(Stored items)

=======

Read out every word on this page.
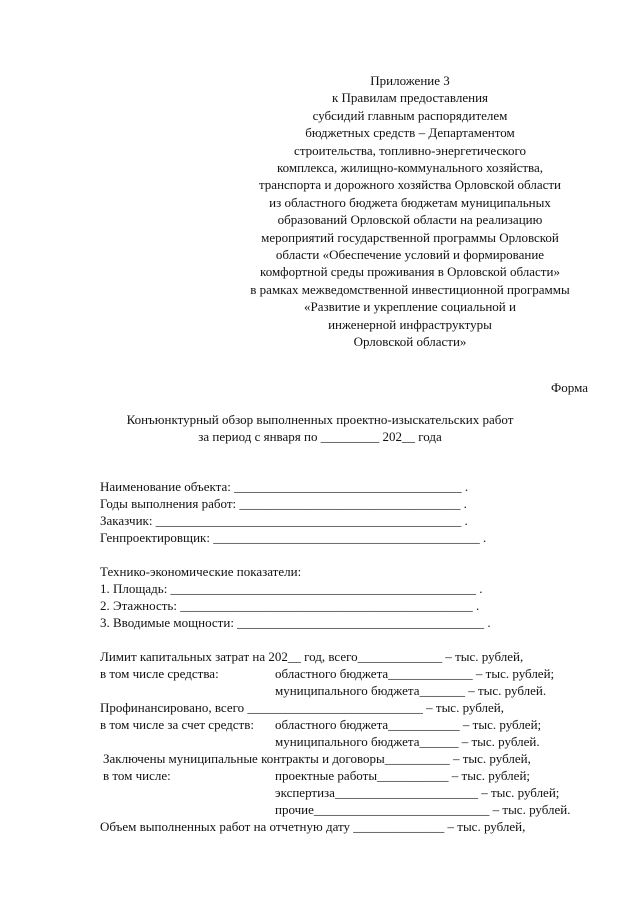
Приложение 3
к Правилам предоставления
субсидий главным распорядителем
бюджетных средств – Департаментом
строительства, топливно-энергетического
комплекса, жилищно-коммунального хозяйства,
транспорта и дорожного хозяйства Орловской области
из областного бюджета бюджетам муниципальных
образований Орловской области на реализацию
мероприятий государственной программы Орловской
области «Обеспечение условий и формирование
комфортной среды проживания в Орловской области»
в рамках межведомственной инвестиционной программы
«Развитие и укрепление социальной и
инженерной инфраструктуры
Орловской области»
Форма
Конъюнктурный обзор выполненных проектно-изыскательских работ
за период с января по _________ 202__ года
Наименование объекта: ___________________________________ .
Годы выполнения работ: __________________________________ .
Заказчик: _______________________________________________ .
Генпроектировщик: _________________________________________ .
Технико-экономические показатели:
1. Площадь: _______________________________________________ .
2. Этажность: _____________________________________________ .
3. Вводимые мощности: ______________________________________ .
Лимит капитальных затрат на 202__ год, всего_____________ – тыс. рублей,
в том числе средства:	областного бюджета_____________ – тыс. рублей;
муниципального бюджета_______ – тыс. рублей.
Профинансировано, всего ___________________________ – тыс. рублей,
в том числе за счет средств: областного бюджета___________ – тыс. рублей;
муниципального бюджета______ – тыс. рублей.
Заключены муниципальные контракты и договоры__________ – тыс. рублей,
в том числе:	проектные работы___________ – тыс. рублей;
экспертиза______________________ – тыс. рублей;
прочие___________________________ – тыс. рублей.
Объем выполненных работ на отчетную дату ______________ – тыс. рублей,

=======

-- Challenge --
Search the preceding listing for "муниципального" and extract every line where it is found.

-- Solved problem --
муниципального бюджета_______ – тыс. рублей.
муниципального бюджета______ – тыс. рублей.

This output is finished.